SET TASK:
Below are some records. How many of their lines contain the string "RATE"? Give the number only.
--- BEGIN EXERCISE INPUT ---
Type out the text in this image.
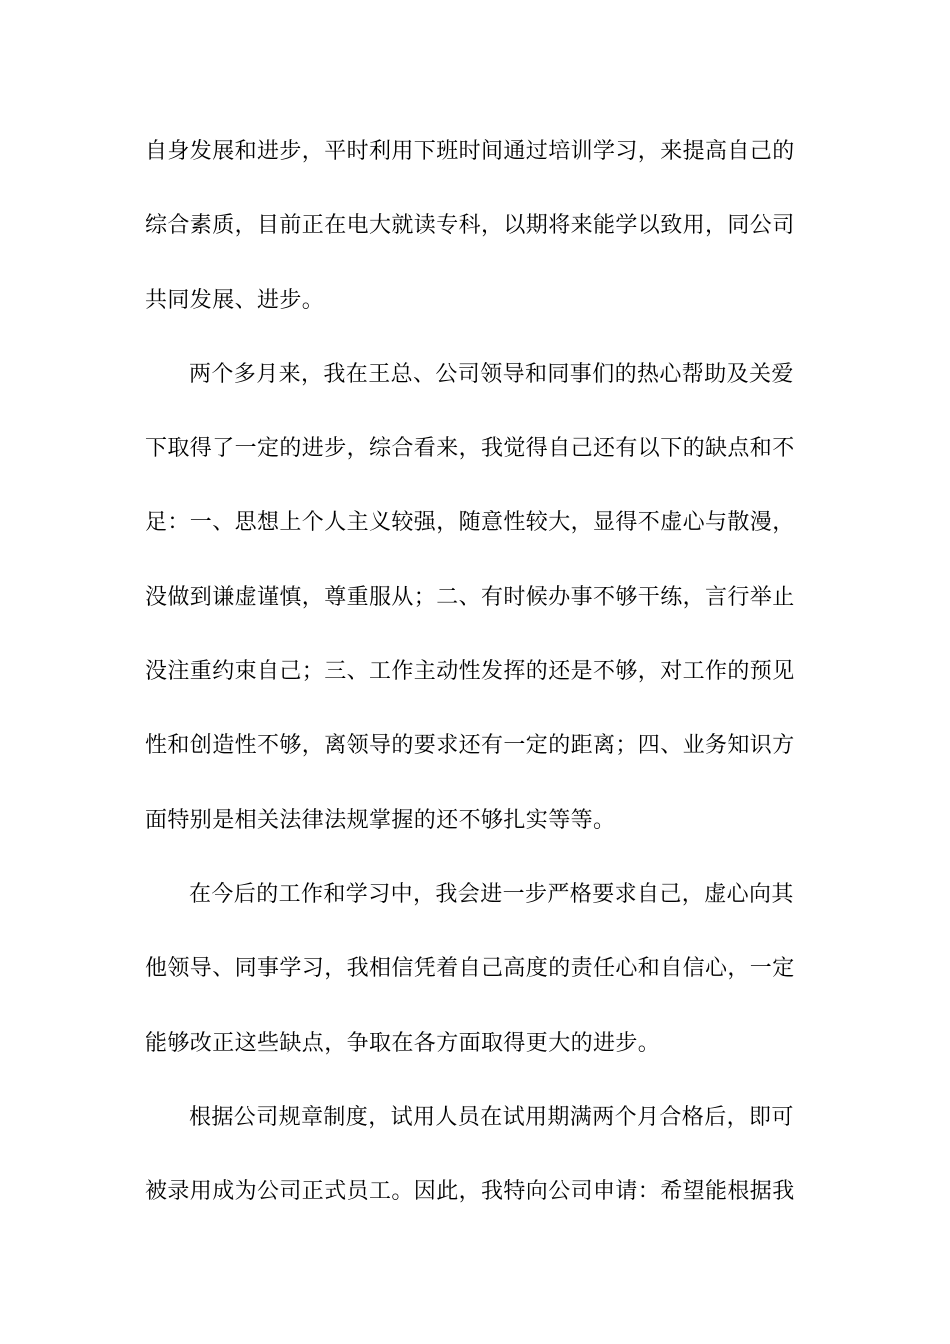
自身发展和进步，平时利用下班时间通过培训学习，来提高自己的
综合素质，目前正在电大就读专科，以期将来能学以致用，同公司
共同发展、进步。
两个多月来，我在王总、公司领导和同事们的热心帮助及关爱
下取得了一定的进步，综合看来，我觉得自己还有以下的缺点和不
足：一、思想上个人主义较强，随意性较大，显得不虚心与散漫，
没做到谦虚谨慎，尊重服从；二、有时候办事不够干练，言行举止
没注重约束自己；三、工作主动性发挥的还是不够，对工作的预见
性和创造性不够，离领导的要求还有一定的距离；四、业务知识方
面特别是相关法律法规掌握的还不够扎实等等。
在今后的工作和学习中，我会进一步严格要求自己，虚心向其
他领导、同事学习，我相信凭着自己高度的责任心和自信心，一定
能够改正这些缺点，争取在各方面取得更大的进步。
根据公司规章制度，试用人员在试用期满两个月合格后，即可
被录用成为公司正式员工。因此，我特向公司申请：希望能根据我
--- END EXERCISE INPUT ---
--- BEGIN EXERCISE INPUT ---
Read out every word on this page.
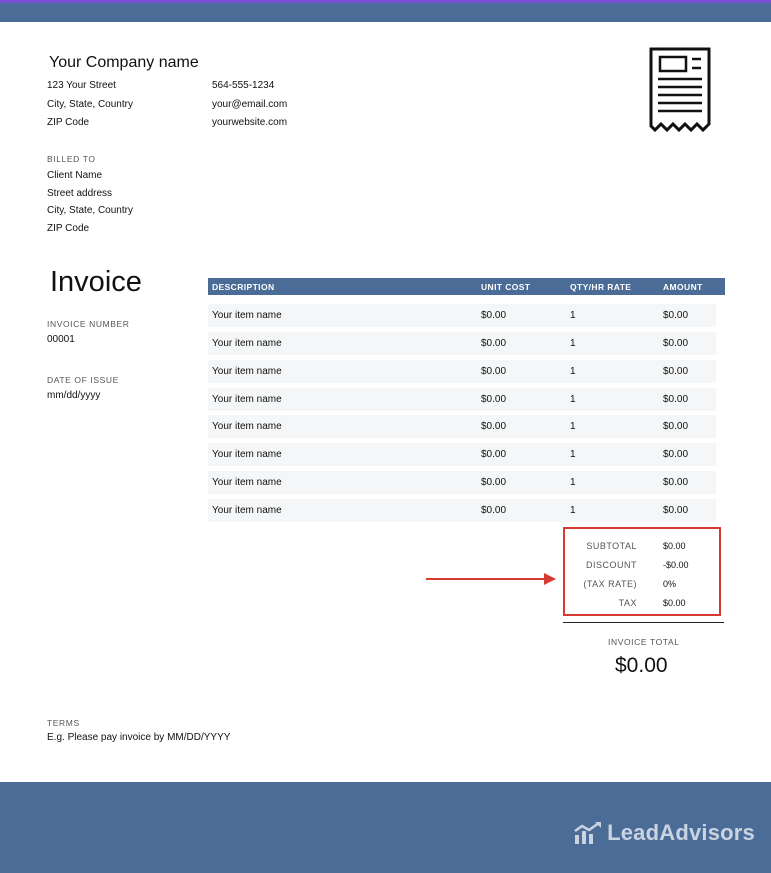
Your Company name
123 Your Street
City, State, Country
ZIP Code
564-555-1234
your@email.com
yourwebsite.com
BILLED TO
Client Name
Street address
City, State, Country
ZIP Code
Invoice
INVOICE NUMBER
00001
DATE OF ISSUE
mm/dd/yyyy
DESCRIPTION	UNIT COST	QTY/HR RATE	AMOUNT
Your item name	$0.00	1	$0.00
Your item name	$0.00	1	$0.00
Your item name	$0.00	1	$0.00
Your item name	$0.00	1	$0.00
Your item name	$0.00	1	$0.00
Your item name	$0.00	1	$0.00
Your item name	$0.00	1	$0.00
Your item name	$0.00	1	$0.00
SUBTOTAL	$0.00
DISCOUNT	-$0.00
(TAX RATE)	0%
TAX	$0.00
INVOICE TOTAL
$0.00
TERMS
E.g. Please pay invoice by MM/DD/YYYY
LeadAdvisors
--- END EXERCISE INPUT ---
FULL OUTPUT:
2